# [DIRECTION]
Where a line below holds the string "food", copy that line.

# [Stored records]
— START —

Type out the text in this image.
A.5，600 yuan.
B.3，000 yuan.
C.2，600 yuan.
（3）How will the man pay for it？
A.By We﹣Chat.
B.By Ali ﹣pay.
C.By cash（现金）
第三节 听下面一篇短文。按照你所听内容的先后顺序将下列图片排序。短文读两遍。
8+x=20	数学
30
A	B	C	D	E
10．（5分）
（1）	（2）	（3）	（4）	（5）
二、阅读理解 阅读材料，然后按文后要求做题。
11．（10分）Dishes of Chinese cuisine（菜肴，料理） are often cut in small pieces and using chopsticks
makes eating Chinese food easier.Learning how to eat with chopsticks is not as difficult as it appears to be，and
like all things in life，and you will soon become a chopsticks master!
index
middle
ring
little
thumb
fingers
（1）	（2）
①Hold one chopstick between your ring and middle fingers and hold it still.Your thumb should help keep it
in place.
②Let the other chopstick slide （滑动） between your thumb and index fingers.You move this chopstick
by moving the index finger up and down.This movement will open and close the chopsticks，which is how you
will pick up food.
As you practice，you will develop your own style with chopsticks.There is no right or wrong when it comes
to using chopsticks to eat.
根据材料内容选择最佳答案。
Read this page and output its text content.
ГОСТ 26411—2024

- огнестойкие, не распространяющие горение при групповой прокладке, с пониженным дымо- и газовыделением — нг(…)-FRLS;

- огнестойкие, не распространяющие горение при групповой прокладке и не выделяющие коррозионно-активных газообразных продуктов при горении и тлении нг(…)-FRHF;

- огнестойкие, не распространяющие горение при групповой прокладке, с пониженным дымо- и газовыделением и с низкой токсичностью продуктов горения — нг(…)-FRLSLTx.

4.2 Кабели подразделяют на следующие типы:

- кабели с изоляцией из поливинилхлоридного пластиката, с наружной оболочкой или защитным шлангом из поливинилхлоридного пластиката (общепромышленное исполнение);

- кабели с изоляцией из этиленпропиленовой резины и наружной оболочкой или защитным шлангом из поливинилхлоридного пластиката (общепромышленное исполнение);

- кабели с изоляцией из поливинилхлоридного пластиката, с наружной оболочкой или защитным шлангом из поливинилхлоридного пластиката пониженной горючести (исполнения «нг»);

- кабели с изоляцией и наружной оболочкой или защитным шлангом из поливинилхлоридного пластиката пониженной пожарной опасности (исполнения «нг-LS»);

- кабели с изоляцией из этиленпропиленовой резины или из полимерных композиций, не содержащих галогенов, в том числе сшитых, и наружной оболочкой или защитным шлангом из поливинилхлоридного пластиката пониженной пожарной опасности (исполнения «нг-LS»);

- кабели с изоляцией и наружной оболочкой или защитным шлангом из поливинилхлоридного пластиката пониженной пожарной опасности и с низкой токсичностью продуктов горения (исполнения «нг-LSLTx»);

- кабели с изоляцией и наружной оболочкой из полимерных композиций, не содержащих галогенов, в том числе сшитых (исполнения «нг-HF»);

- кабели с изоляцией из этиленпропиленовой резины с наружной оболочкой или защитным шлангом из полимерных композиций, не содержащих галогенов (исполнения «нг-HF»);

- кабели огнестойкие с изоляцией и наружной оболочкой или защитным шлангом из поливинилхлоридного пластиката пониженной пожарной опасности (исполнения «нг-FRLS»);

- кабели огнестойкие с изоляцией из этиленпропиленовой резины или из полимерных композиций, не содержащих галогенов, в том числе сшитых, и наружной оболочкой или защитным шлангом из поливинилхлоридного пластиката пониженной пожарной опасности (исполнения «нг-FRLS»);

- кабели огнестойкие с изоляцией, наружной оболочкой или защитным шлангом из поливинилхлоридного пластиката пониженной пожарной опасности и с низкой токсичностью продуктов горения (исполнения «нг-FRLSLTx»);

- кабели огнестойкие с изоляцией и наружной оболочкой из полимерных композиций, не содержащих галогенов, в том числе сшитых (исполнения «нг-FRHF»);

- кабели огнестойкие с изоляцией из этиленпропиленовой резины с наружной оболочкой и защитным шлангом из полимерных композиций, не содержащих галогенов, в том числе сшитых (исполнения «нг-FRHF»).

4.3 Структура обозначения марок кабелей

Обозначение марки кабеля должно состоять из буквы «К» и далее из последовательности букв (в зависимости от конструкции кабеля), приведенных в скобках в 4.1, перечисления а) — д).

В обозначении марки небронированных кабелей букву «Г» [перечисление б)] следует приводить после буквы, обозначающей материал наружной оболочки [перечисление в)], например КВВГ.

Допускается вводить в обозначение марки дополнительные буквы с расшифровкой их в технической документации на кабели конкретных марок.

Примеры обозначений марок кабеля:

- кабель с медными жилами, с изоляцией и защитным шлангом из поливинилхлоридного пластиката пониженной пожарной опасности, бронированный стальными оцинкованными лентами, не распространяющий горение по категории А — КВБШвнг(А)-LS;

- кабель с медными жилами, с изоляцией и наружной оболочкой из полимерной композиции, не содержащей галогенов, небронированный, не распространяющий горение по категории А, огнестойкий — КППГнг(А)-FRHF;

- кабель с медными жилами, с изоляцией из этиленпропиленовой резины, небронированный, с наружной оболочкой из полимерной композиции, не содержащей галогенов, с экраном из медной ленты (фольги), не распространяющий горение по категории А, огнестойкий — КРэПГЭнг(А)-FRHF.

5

— END —

# [COMPLETE ANSWER]
makes eating Chinese food easier.Learning how to eat with chopsticks is not as difficult as it appears to be，and
will pick up food.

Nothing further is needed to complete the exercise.